WHAT IS NEEDED: From the records, pick out and copy each line containing "posteriores".
** START OF RECORDS SHOWN **
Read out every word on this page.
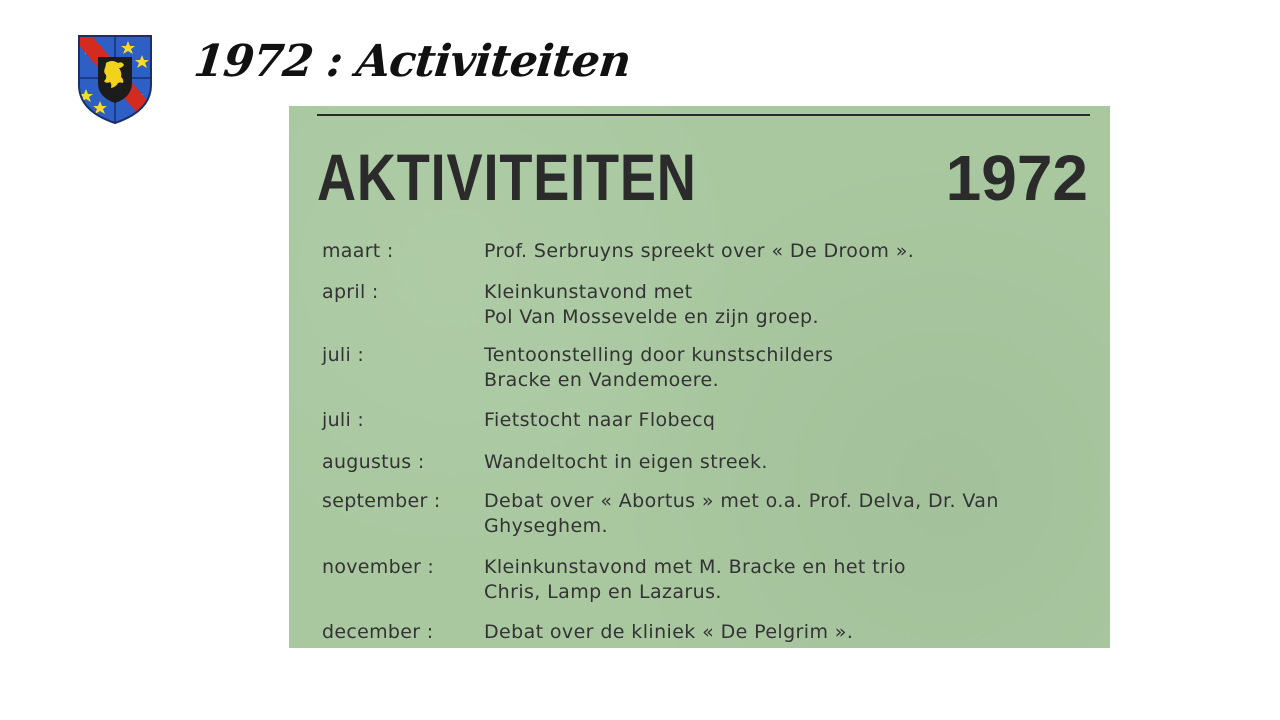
1972 : Activiteiten
AKTIVITEITEN	1972
maart :	Prof. Serbruyns spreekt over « De Droom ».
april :	Kleinkunstavond met
Pol Van Mossevelde en zijn groep.
juli :	Tentoonstelling door kunstschilders
Bracke en Vandemoere.
juli :	Fietstocht naar Flobecq
augustus :	Wandeltocht in eigen streek.
september : Debat over « Abortus » met o.a. Prof. Delva, Dr. Van
Ghyseghem.
november :	Kleinkunstavond met M. Bracke en het trio
Chris, Lamp en Lazarus.
december :	Debat over de kliniek « De Pelgrim ».
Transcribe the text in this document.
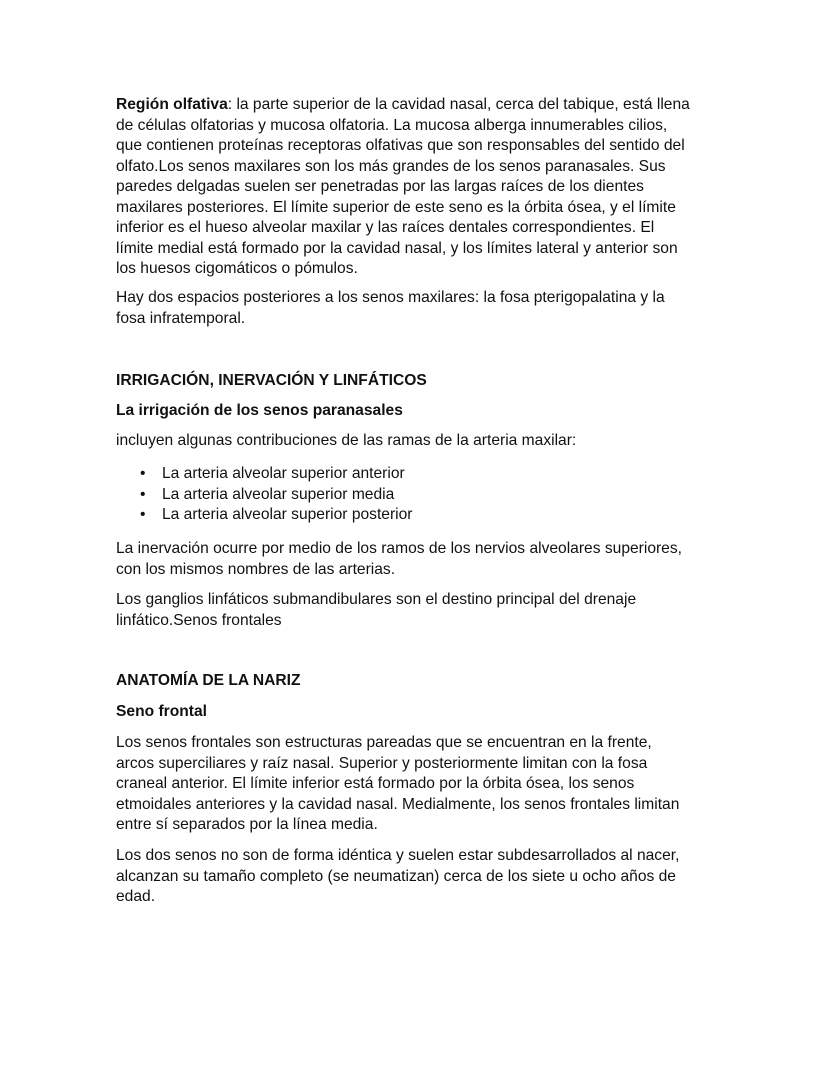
Región olfativa: la parte superior de la cavidad nasal, cerca del tabique, está llena
de células olfatorias y mucosa olfatoria. La mucosa alberga innumerables cilios,
que contienen proteínas receptoras olfativas que son responsables del sentido del
olfato.Los senos maxilares son los más grandes de los senos paranasales. Sus
paredes delgadas suelen ser penetradas por las largas raíces de los dientes
maxilares posteriores. El límite superior de este seno es la órbita ósea, y el límite
inferior es el hueso alveolar maxilar y las raíces dentales correspondientes. El
límite medial está formado por la cavidad nasal, y los límites lateral y anterior son
los huesos cigomáticos o pómulos.
Hay dos espacios posteriores a los senos maxilares: la fosa pterigopalatina y la
fosa infratemporal.
IRRIGACIÓN, INERVACIÓN Y LINFÁTICOS
La irrigación de los senos paranasales
incluyen algunas contribuciones de las ramas de la arteria maxilar:
• La arteria alveolar superior anterior
• La arteria alveolar superior media
• La arteria alveolar superior posterior
La inervación ocurre por medio de los ramos de los nervios alveolares superiores,
con los mismos nombres de las arterias.
Los ganglios linfáticos submandibulares son el destino principal del drenaje
linfático.Senos frontales
ANATOMÍA DE LA NARIZ
Seno frontal
Los senos frontales son estructuras pareadas que se encuentran en la frente,
arcos superciliares y raíz nasal. Superior y posteriormente limitan con la fosa
craneal anterior. El límite inferior está formado por la órbita ósea, los senos
etmoidales anteriores y la cavidad nasal. Medialmente, los senos frontales limitan
entre sí separados por la línea media.
Los dos senos no son de forma idéntica y suelen estar subdesarrollados al nacer,
alcanzan su tamaño completo (se neumatizan) cerca de los siete u ocho años de
edad.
** END OF RECORDS SHOWN **
FULL OUTPUT:
maxilares posteriores. El límite superior de este seno es la órbita ósea, y el límite
Hay dos espacios posteriores a los senos maxilares: la fosa pterigopalatina y la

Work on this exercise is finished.